§ Extracted records:
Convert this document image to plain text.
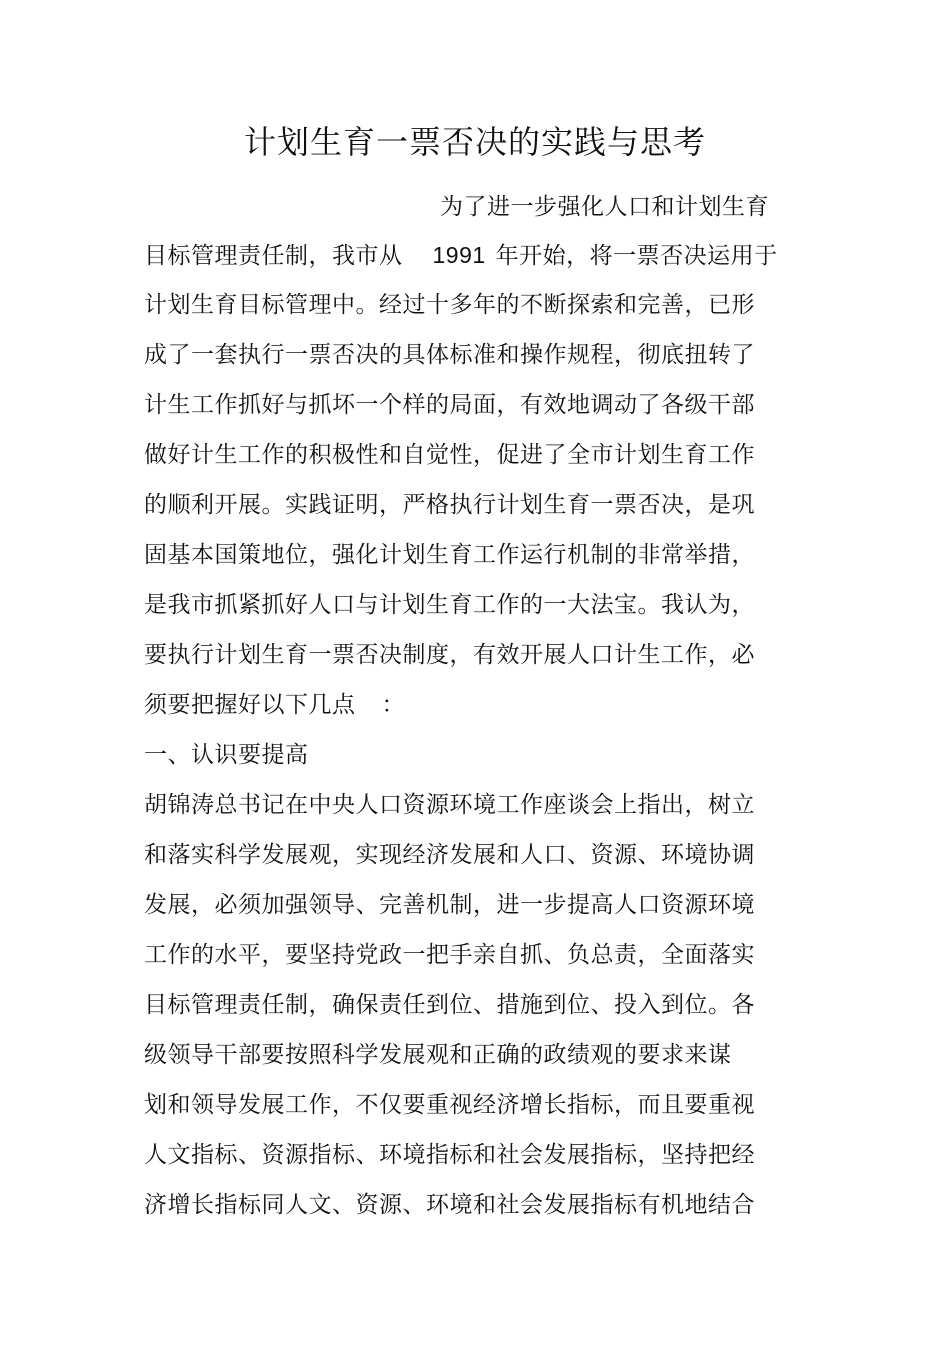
计划生育一票否决的实践与思考
为了进一步强化人口和计划生育
目标管理责任制，我市从 1991 年开始，将一票否决运用于
计划生育目标管理中。经过十多年的不断探索和完善，已形
成了一套执行一票否决的具体标准和操作规程，彻底扭转了
计生工作抓好与抓坏一个样的局面，有效地调动了各级干部
做好计生工作的积极性和自觉性，促进了全市计划生育工作
的顺利开展。实践证明，严格执行计划生育一票否决，是巩
固基本国策地位，强化计划生育工作运行机制的非常举措，
是我市抓紧抓好人口与计划生育工作的一大法宝。我认为，
要执行计划生育一票否决制度，有效开展人口计生工作，必
须要把握好以下几点 ：
一、认识要提高
胡锦涛总书记在中央人口资源环境工作座谈会上指出，树立
和落实科学发展观，实现经济发展和人口、资源、环境协调
发展，必须加强领导、完善机制，进一步提高人口资源环境
工作的水平，要坚持党政一把手亲自抓、负总责，全面落实
目标管理责任制，确保责任到位、措施到位、投入到位。各
级领导干部要按照科学发展观和正确的政绩观的要求来谋
划和领导发展工作，不仅要重视经济增长指标，而且要重视
人文指标、资源指标、环境指标和社会发展指标，坚持把经
济增长指标同人文、资源、环境和社会发展指标有机地结合
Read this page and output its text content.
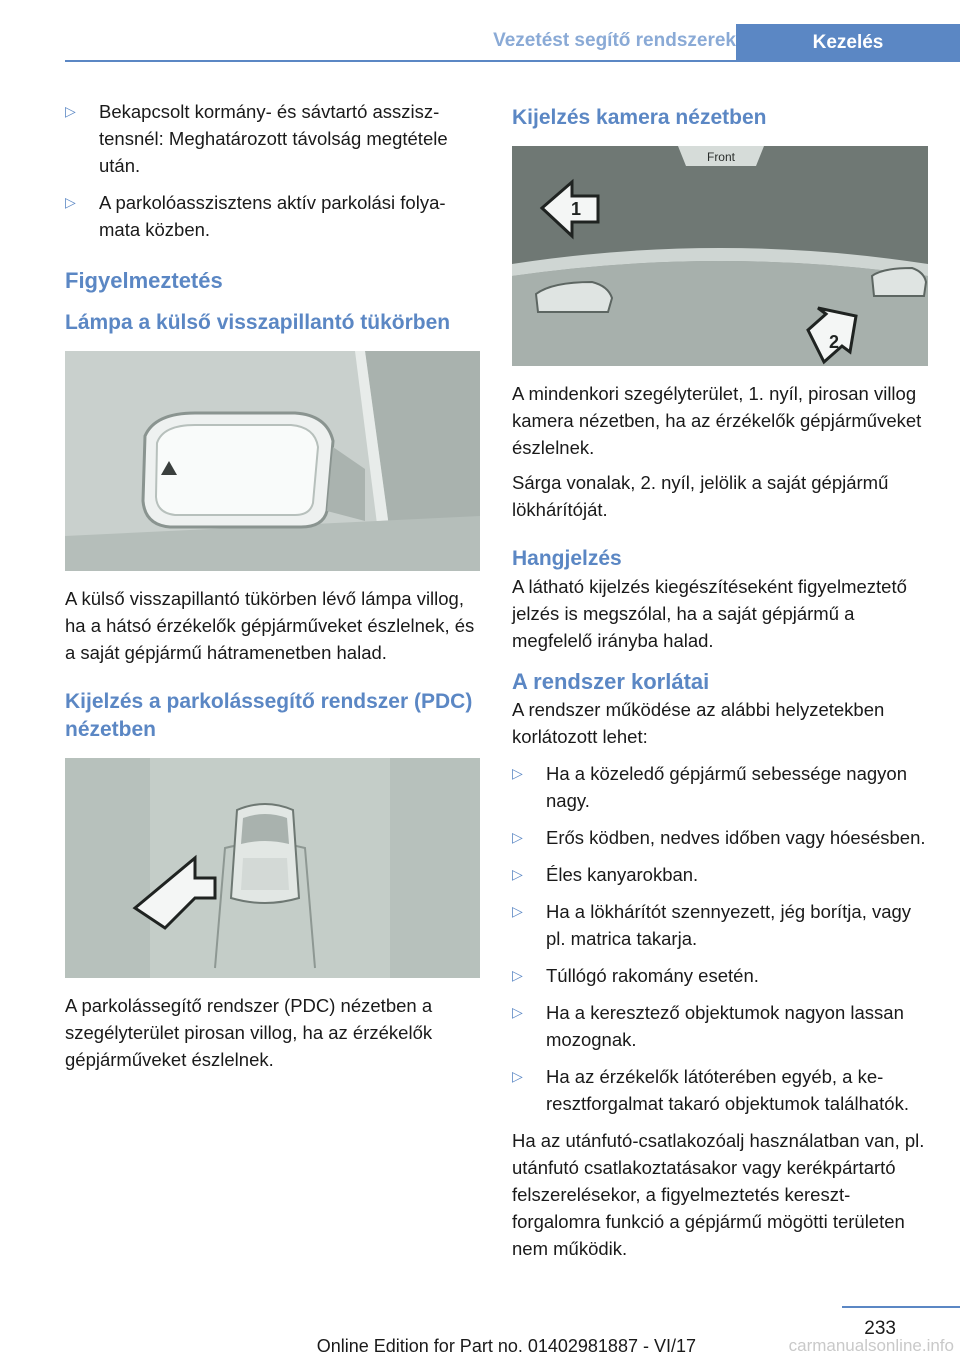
Vezetést segítő rendszerek	Kezelés
▷ Bekapcsolt kormány- és sávtartó asszisztensnél: Meghatározott távolság megtétele után.
▷ A parkolóasszisztens aktív parkolási folyamata közben.
Figyelmeztetés
Lámpa a külső visszapillantó tükörben

A külső visszapillantó tükörben lévő lámpa villog, ha a hátsó érzékelők gépjárműveket észlelnek, és a saját gépjármű hátramenetben halad.

Kijelzés a parkolássegítő rendszer (PDC) nézetben

A parkolássegítő rendszer (PDC) nézetben a szegélyterület pirosan villog, ha az érzékelők gépjárműveket észlelnek.

Kijelzés kamera nézetben
Front
1
2

A mindenkori szegélyterület, 1. nyíl, pirosan villog kamera nézetben, ha az érzékelők gépjárműveket észlelnek.

Sárga vonalak, 2. nyíl, jelölik a saját gépjármű lökhárítóját.

Hangjelzés

A látható kijelzés kiegészítéseként figyelmeztető jelzés is megszólal, ha a saját gépjármű a megfelelő irányba halad.

A rendszer korlátai

A rendszer működése az alábbi helyzetekben korlátozott lehet:

▷ Ha a közeledő gépjármű sebessége nagyon nagy.
▷ Erős ködben, nedves időben vagy hóesésben.
▷ Éles kanyarokban.
▷ Ha a lökhárítót szennyezett, jég borítja, vagy pl. matrica takarja.
▷ Túllógó rakomány esetén.
▷ Ha a keresztező objektumok nagyon lassan mozognak.
▷ Ha az érzékelők látóterében egyéb, a keresztforgalmat takaró objektumok találhatók.

Ha az utánfutó-csatlakozóalj használatban van, pl. utánfutó csatlakoztatásakor vagy kerékpártartó felszerelésekor, a figyelmeztetés keresztforgalomra funkció a gépjármű mögötti területen nem működik.

233
carmanualsonline.info
Online Edition for Part no. 01402981887 - VI/17
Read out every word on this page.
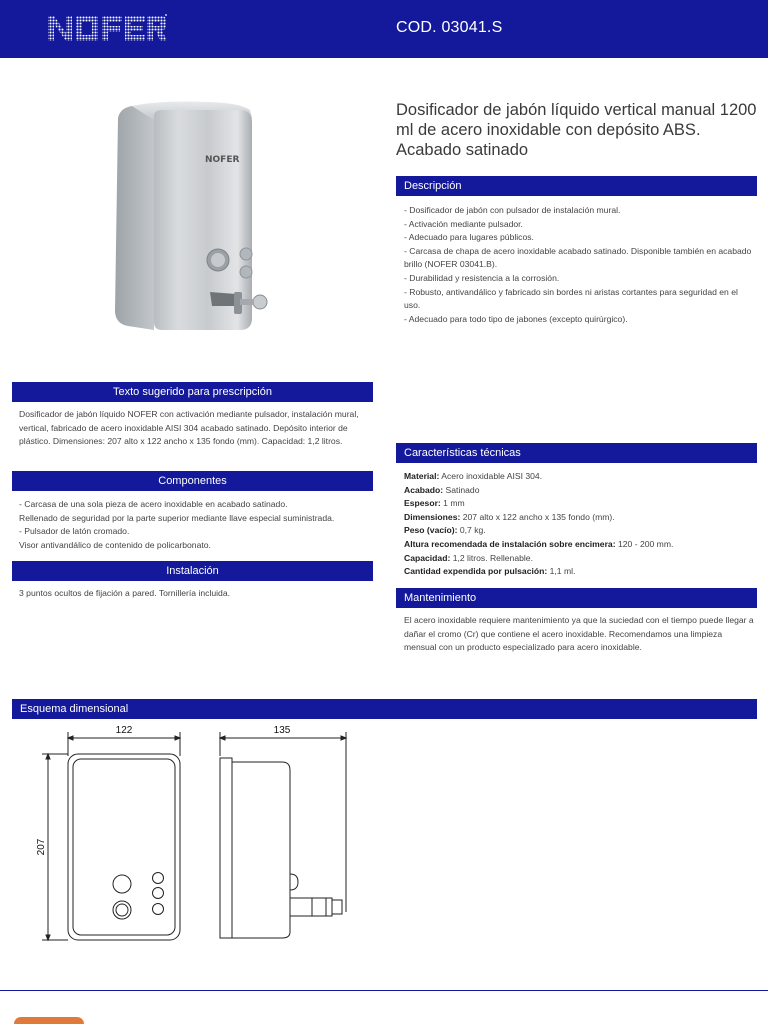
COD. 03041.S
NOFER
Dosificador de jabón líquido vertical manual 1200 ml de acero inoxidable con depósito ABS. Acabado satinado
Descripción

- Dosificador de jabón con pulsador de instalación mural.

- Activación mediante pulsador.

- Adecuado para lugares públicos.

- Carcasa de chapa de acero inoxidable acabado satinado. Disponible también en acabado brillo (NOFER 03041.B).

- Durabilidad y resistencia a la corrosión.

- Robusto, antivandálico y fabricado sin bordes ni aristas cortantes para seguridad en el uso.

- Adecuado para todo tipo de jabones (excepto quirúrgico).

Texto sugerido para prescripción
Dosificador de jabón líquido NOFER con activación mediante pulsador, instalación mural, vertical, fabricado de acero inoxidable AISI 304 acabado satinado. Depósito interior de plástico. Dimensiones: 207 alto x 122 ancho x 135 fondo (mm). Capacidad: 1,2 litros.
Componentes

- Carcasa de una sola pieza de acero inoxidable en acabado satinado.

Rellenado de seguridad por la parte superior mediante llave especial suministrada.

- Pulsador de latón cromado.

Visor antivandálico de contenido de policarbonato.

Instalación
3 puntos ocultos de fijación a pared. Tornillería incluida.
Características técnicas

Material: Acero inoxidable AISI 304.

Acabado: Satinado

Espesor: 1 mm

Dimensiones: 207 alto x 122 ancho x 135 fondo (mm).

Peso (vacío): 0,7 kg.

Altura recomendada de instalación sobre encimera: 120 - 200 mm.

Capacidad: 1,2 litros. Rellenable.

Cantidad expendida por pulsación: 1,1 ml.

Mantenimiento
El acero inoxidable requiere mantenimiento ya que la suciedad con el tiempo puede llegar a dañar el cromo (Cr) que contiene el acero inoxidable. Recomendamos una limpieza mensual con un producto especializado para acero inoxidable.
Esquema dimensional
122	135
207
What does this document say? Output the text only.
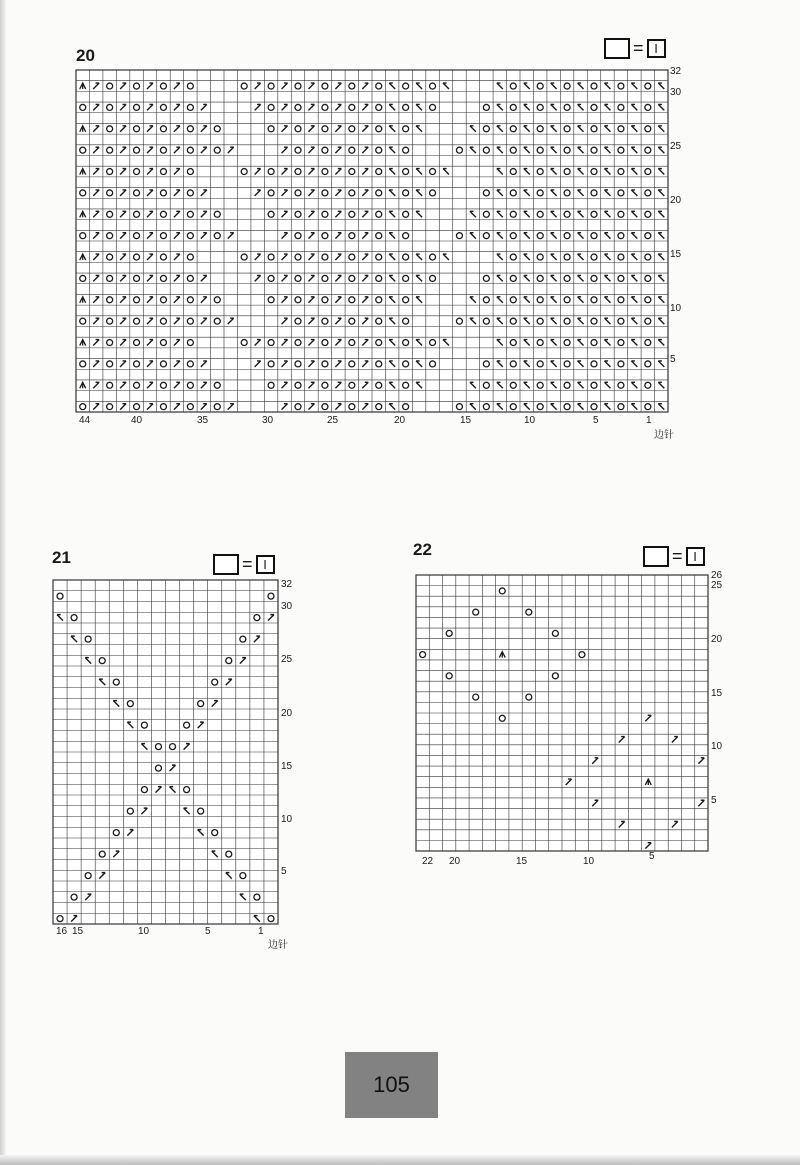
20	= I
32
30
25
20
15
10
5
44	40	35	30	25	20	15	10	5	1
边针
21	= I
32
30
25
20
15
10
5
16 15	10	5	1
边针
22	= I
26
25
20
15
10
5
22 20	15	10	5
105
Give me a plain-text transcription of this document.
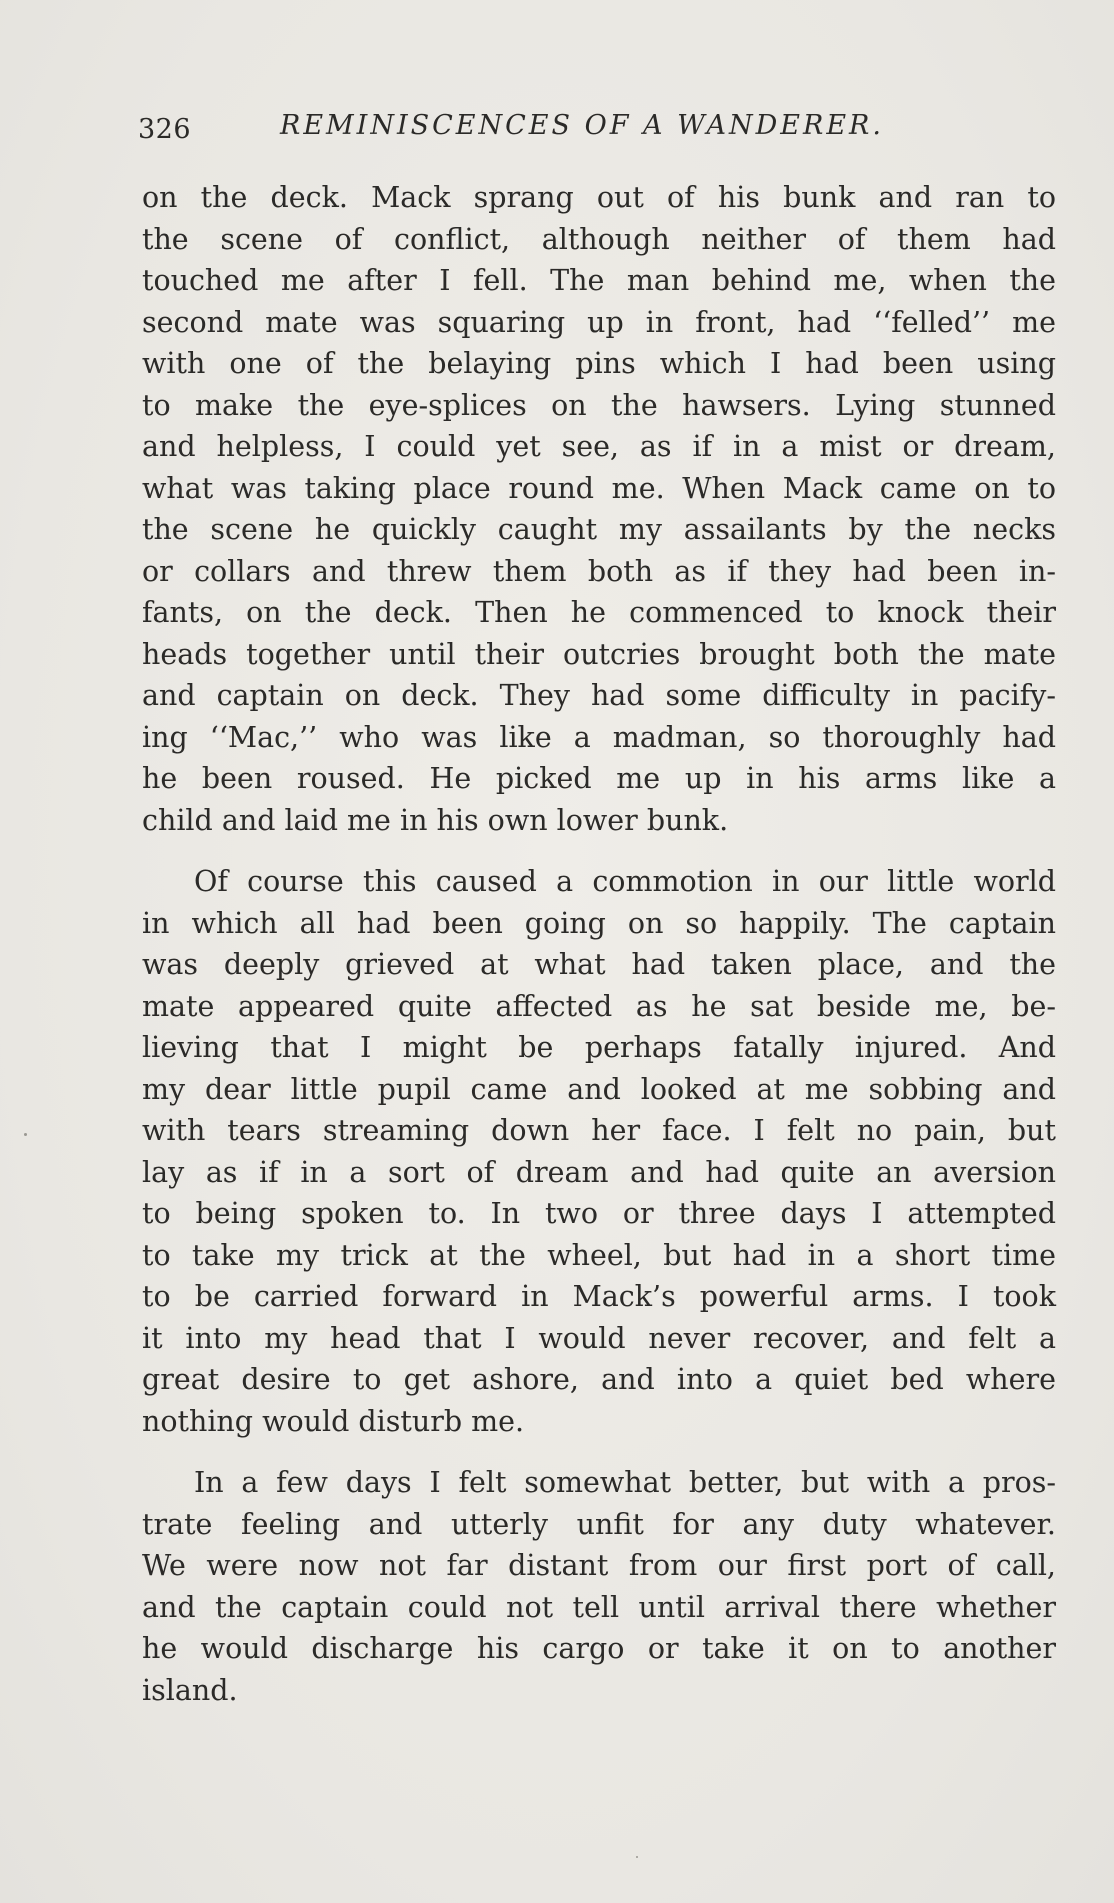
326	REMINISCENCES OF A WANDERER.
on the deck. Mack sprang out of his bunk and ran to
the scene of conflict, although neither of them had
touched me after I fell. The man behind me, when the
second mate was squaring up in front, had ‘‘felled’’ me
with one of the belaying pins which I had been using
to make the eye-splices on the hawsers. Lying stunned
and helpless, I could yet see, as if in a mist or dream,
what was taking place round me. When Mack came on to
the scene he quickly caught my assailants by the necks
or collars and threw them both as if they had been in-
fants, on the deck. Then he commenced to knock their
heads together until their outcries brought both the mate
and captain on deck. They had some difficulty in pacify-
ing ‘‘Mac,’’ who was like a madman, so thoroughly had
he been roused. He picked me up in his arms like a
child and laid me in his own lower bunk.
Of course this caused a commotion in our little world
in which all had been going on so happily. The captain
was deeply grieved at what had taken place, and the
mate appeared quite affected as he sat beside me, be-
lieving that I might be perhaps fatally injured. And
my dear little pupil came and looked at me sobbing and
with tears streaming down her face. I felt no pain, but
lay as if in a sort of dream and had quite an aversion
to being spoken to. In two or three days I attempted
to take my trick at the wheel, but had in a short time
to be carried forward in Mack’s powerful arms. I took
it into my head that I would never recover, and felt a
great desire to get ashore, and into a quiet bed where
nothing would disturb me.
In a few days I felt somewhat better, but with a pros-
trate feeling and utterly unfit for any duty whatever.
We were now not far distant from our first port of call,
and the captain could not tell until arrival there whether
he would discharge his cargo or take it on to another
island.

§ Do this: Select all lines in the listing above where the word "Dimensiones" appears, and show them.

§ Task output:
Dosificador de jabón líquido NOFER con activación mediante pulsador, instalación mural, vertical, fabricado de acero inoxidable AISI 304 acabado satinado. Depósito interior de plástico. Dimensiones: 207 alto x 122 ancho x 135 fondo (mm). Capacidad: 1,2 litros.
Dimensiones: 207 alto x 122 ancho x 135 fondo (mm).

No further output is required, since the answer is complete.